>> START Dataset excerpts

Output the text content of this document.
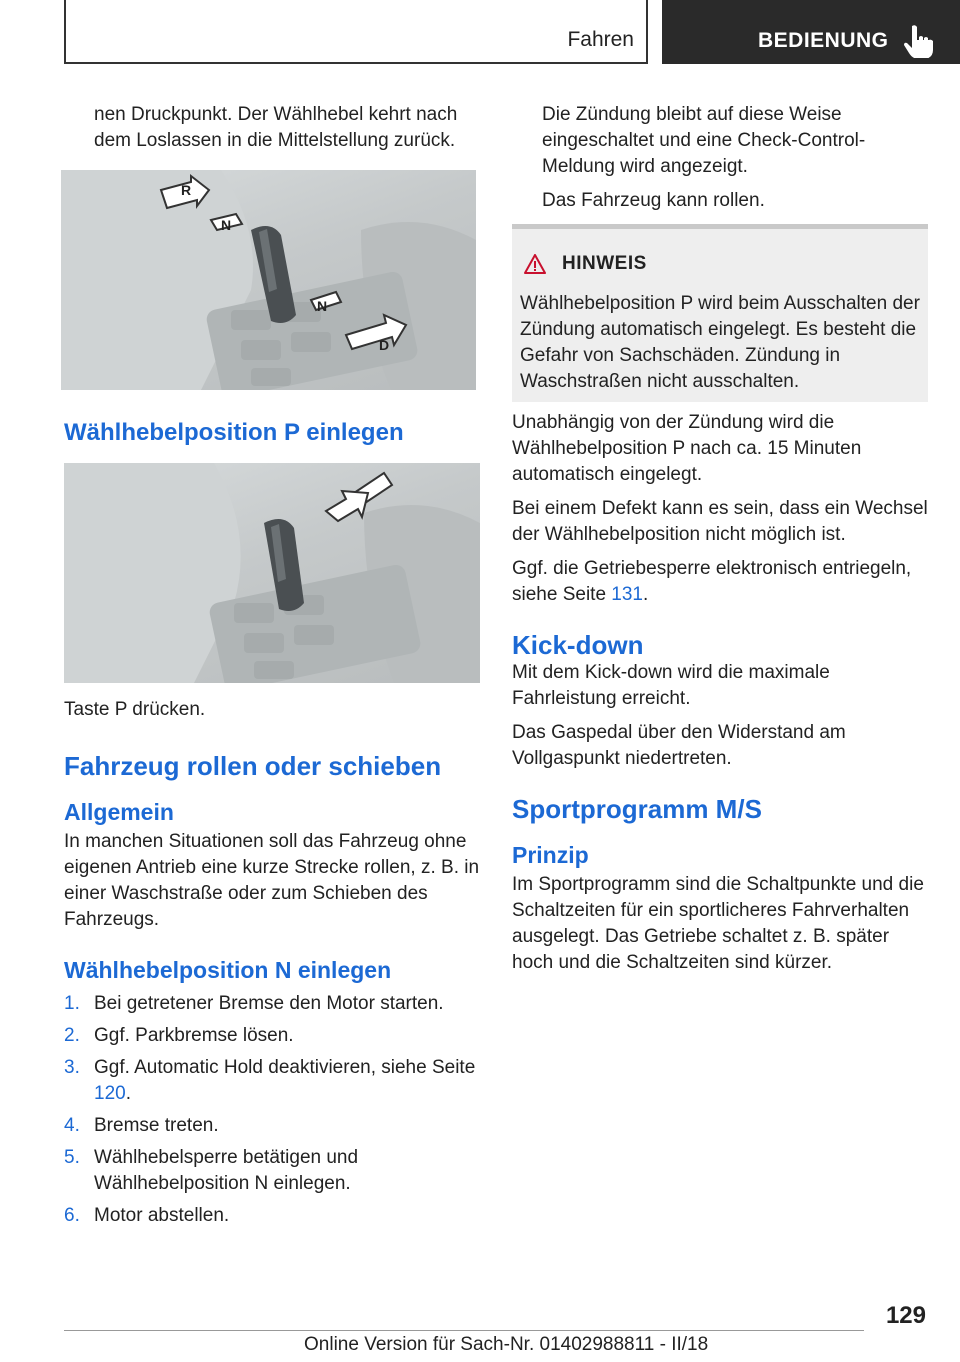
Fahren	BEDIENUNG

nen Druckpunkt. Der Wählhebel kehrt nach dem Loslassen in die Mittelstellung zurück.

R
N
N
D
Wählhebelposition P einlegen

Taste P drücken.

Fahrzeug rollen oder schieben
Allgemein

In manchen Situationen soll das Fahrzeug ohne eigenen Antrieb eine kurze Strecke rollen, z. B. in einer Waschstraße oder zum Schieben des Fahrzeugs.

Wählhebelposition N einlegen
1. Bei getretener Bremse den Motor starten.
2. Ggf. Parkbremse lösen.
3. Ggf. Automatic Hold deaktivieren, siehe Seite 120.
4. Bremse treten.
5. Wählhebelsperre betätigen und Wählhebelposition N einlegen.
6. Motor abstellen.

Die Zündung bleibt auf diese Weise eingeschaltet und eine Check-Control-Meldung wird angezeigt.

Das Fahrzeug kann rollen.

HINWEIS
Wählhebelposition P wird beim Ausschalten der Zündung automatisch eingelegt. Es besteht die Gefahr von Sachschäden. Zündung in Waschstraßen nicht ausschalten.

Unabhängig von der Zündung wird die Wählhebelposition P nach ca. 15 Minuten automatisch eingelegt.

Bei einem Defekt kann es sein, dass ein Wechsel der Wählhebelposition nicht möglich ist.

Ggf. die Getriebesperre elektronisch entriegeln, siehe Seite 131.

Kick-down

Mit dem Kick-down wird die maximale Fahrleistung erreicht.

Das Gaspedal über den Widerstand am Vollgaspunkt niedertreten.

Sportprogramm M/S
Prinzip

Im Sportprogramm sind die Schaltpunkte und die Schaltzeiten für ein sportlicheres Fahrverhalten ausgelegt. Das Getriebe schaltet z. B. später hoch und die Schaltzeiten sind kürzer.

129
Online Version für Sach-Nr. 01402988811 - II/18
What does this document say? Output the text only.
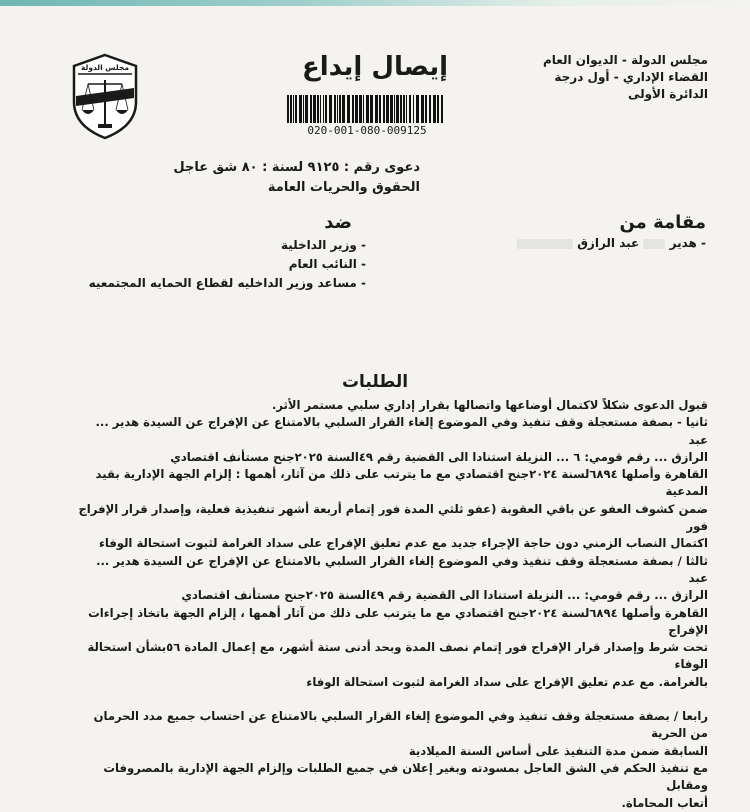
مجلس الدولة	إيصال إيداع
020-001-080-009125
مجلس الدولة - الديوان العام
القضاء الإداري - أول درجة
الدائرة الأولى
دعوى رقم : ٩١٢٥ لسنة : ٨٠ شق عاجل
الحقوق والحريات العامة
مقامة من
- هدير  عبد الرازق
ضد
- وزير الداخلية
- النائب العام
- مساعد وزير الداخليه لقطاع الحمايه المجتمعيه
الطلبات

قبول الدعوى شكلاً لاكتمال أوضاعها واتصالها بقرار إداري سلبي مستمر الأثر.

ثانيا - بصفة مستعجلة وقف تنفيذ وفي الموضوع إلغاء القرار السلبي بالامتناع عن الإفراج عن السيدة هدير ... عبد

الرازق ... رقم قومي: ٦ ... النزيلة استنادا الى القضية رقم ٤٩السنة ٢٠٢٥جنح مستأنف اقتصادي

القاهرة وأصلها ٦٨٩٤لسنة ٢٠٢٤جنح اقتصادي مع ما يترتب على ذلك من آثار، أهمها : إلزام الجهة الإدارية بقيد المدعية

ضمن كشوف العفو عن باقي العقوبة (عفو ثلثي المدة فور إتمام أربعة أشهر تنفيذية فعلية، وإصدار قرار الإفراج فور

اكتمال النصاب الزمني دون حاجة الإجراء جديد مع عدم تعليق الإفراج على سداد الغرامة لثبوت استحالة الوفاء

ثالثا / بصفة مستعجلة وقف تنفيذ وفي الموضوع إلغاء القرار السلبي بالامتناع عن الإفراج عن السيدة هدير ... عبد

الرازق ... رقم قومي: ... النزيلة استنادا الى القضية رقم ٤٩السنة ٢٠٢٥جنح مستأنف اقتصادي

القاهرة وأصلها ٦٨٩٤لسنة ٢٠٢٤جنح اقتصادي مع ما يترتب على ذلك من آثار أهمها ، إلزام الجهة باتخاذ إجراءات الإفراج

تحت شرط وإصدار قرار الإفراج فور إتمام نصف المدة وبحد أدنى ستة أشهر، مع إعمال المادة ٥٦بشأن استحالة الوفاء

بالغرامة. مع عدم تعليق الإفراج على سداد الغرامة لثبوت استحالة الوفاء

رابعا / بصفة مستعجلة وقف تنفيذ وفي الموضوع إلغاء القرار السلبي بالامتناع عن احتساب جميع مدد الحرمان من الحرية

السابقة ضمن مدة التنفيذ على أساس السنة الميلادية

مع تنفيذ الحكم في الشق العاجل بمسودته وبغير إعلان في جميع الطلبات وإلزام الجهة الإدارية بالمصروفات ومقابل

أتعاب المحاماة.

>> END Dataset excerpts

= What the task asks =
Locate the word "automatisch" in the records above, and return each line that has it.

= Exercise solution =
Wählhebelposition P wird beim Ausschalten der Zündung automatisch eingelegt. Es besteht die Gefahr von Sachschäden. Zündung in Waschstraßen nicht ausschalten.
Unabhängig von der Zündung wird die Wählhebelposition P nach ca. 15 Minuten automatisch eingelegt.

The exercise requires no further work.